╭──
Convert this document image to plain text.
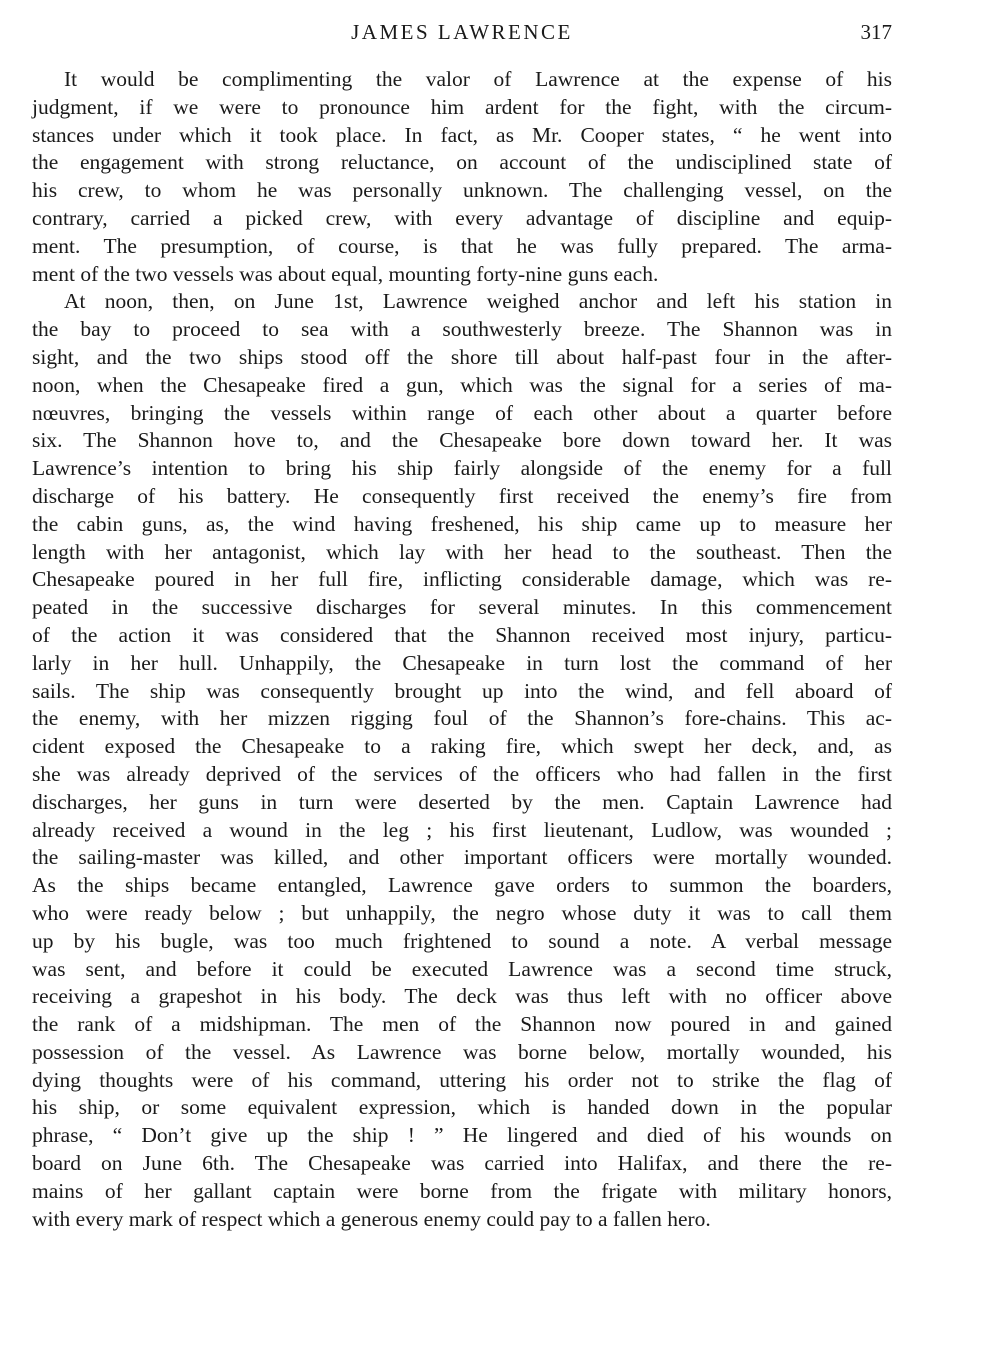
JAMES LAWRENCE	317
It would be complimenting the valor of Lawrence at the expense of his
judgment, if we were to pronounce him ardent for the fight, with the circum-
stances under which it took place. In fact, as Mr. Cooper states, “ he went into
the engagement with strong reluctance, on account of the undisciplined state of
his crew, to whom he was personally unknown. The challenging vessel, on the
contrary, carried a picked crew, with every advantage of discipline and equip-
ment. The presumption, of course, is that he was fully prepared. The arma-
ment of the two vessels was about equal, mounting forty-nine guns each.
At noon, then, on June 1st, Lawrence weighed anchor and left his station in
the bay to proceed to sea with a southwesterly breeze. The Shannon was in
sight, and the two ships stood off the shore till about half-past four in the after-
noon, when the Chesapeake fired a gun, which was the signal for a series of ma-
nœuvres, bringing the vessels within range of each other about a quarter before
six. The Shannon hove to, and the Chesapeake bore down toward her. It was
Lawrence’s intention to bring his ship fairly alongside of the enemy for a full
discharge of his battery. He consequently first received the enemy’s fire from
the cabin guns, as, the wind having freshened, his ship came up to measure her
length with her antagonist, which lay with her head to the southeast. Then the
Chesapeake poured in her full fire, inflicting considerable damage, which was re-
peated in the successive discharges for several minutes. In this commencement
of the action it was considered that the Shannon received most injury, particu-
larly in her hull. Unhappily, the Chesapeake in turn lost the command of her
sails. The ship was consequently brought up into the wind, and fell aboard of
the enemy, with her mizzen rigging foul of the Shannon’s fore-chains. This ac-
cident exposed the Chesapeake to a raking fire, which swept her deck, and, as
she was already deprived of the services of the officers who had fallen in the first
discharges, her guns in turn were deserted by the men. Captain Lawrence had
already received a wound in the leg ; his first lieutenant, Ludlow, was wounded ;
the sailing-master was killed, and other important officers were mortally wounded.
As the ships became entangled, Lawrence gave orders to summon the boarders,
who were ready below ; but unhappily, the negro whose duty it was to call them
up by his bugle, was too much frightened to sound a note. A verbal message
was sent, and before it could be executed Lawrence was a second time struck,
receiving a grapeshot in his body. The deck was thus left with no officer above
the rank of a midshipman. The men of the Shannon now poured in and gained
possession of the vessel. As Lawrence was borne below, mortally wounded, his
dying thoughts were of his command, uttering his order not to strike the flag of
his ship, or some equivalent expression, which is handed down in the popular
phrase, “ Don’t give up the ship ! ” He lingered and died of his wounds on
board on June 6th. The Chesapeake was carried into Halifax, and there the re-
mains of her gallant captain were borne from the frigate with military honors,
with every mark of respect which a generous enemy could pay to a fallen hero.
╰──
> **What to do**
In the entries above, find each line with the string "into" and copy it.

> **Full response**
stances under which it took place. In fact, as Mr. Cooper states, “ he went into
sails. The ship was consequently brought up into the wind, and fell aboard of
board on June 6th. The Chesapeake was carried into Halifax, and there the re-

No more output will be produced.